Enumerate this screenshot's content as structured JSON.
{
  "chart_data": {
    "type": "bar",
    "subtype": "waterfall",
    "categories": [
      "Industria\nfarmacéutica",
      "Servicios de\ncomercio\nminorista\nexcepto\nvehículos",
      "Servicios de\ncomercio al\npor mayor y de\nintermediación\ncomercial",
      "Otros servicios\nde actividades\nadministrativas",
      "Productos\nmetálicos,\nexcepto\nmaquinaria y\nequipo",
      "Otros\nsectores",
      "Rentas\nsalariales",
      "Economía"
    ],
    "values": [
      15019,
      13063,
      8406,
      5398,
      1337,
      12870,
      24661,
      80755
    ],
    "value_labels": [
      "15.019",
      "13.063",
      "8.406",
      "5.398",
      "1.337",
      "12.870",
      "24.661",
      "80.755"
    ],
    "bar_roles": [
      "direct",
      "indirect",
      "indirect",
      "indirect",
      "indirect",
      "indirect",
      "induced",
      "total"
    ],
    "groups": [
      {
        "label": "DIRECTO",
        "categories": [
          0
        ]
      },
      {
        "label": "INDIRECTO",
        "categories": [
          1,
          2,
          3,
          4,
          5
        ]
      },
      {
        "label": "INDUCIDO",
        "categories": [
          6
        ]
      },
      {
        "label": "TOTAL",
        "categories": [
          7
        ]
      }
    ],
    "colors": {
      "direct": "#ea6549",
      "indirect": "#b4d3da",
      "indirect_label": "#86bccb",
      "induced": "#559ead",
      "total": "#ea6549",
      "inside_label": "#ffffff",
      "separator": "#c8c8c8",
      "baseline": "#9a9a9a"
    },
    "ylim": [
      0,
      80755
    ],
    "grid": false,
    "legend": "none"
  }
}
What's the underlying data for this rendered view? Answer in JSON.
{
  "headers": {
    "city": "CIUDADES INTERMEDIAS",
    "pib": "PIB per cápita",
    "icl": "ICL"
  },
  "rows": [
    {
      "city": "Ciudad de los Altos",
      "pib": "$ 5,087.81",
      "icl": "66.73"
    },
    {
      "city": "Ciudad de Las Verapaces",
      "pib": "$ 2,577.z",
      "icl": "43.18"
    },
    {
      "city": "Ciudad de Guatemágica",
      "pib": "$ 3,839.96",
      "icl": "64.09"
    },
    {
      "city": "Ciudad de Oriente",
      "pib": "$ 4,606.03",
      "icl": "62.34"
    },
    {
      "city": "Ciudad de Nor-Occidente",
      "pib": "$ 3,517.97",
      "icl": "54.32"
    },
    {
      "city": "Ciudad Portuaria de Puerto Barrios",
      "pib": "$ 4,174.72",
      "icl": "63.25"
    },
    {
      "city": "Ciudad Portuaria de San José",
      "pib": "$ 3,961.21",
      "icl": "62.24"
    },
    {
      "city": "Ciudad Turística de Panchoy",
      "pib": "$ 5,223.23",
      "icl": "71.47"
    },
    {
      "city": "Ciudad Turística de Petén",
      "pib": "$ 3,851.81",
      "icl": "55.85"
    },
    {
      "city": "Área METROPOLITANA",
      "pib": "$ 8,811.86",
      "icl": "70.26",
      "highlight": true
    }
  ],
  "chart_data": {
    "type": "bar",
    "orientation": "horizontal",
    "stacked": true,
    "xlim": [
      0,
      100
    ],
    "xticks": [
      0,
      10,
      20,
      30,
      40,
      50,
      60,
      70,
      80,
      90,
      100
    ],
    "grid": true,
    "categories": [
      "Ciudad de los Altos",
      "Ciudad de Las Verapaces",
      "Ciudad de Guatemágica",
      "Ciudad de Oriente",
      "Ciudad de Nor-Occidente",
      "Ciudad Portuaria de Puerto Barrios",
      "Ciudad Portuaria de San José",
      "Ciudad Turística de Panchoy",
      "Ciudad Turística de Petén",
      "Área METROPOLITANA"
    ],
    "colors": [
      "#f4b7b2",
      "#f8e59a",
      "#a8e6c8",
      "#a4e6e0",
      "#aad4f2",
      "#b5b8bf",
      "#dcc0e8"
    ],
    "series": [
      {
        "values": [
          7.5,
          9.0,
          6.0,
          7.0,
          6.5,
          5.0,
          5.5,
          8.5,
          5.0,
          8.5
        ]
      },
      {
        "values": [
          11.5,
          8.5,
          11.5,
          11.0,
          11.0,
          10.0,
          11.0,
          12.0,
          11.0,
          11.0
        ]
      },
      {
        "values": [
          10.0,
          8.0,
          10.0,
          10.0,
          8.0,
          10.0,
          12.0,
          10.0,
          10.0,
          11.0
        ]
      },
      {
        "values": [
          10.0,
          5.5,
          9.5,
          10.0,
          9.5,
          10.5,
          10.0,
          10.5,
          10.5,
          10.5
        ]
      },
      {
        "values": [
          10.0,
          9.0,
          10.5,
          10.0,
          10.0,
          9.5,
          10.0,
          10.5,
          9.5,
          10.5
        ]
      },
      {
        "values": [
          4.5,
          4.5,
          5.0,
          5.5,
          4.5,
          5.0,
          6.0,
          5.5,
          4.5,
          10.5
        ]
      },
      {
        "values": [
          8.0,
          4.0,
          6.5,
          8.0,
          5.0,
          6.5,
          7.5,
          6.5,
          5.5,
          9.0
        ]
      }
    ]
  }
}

-------------------------

Filter the entries down to the lines with the word "METROPOLITANA" in them.

      "city": "Área METROPOLITANA",
      "Área METROPOLITANA"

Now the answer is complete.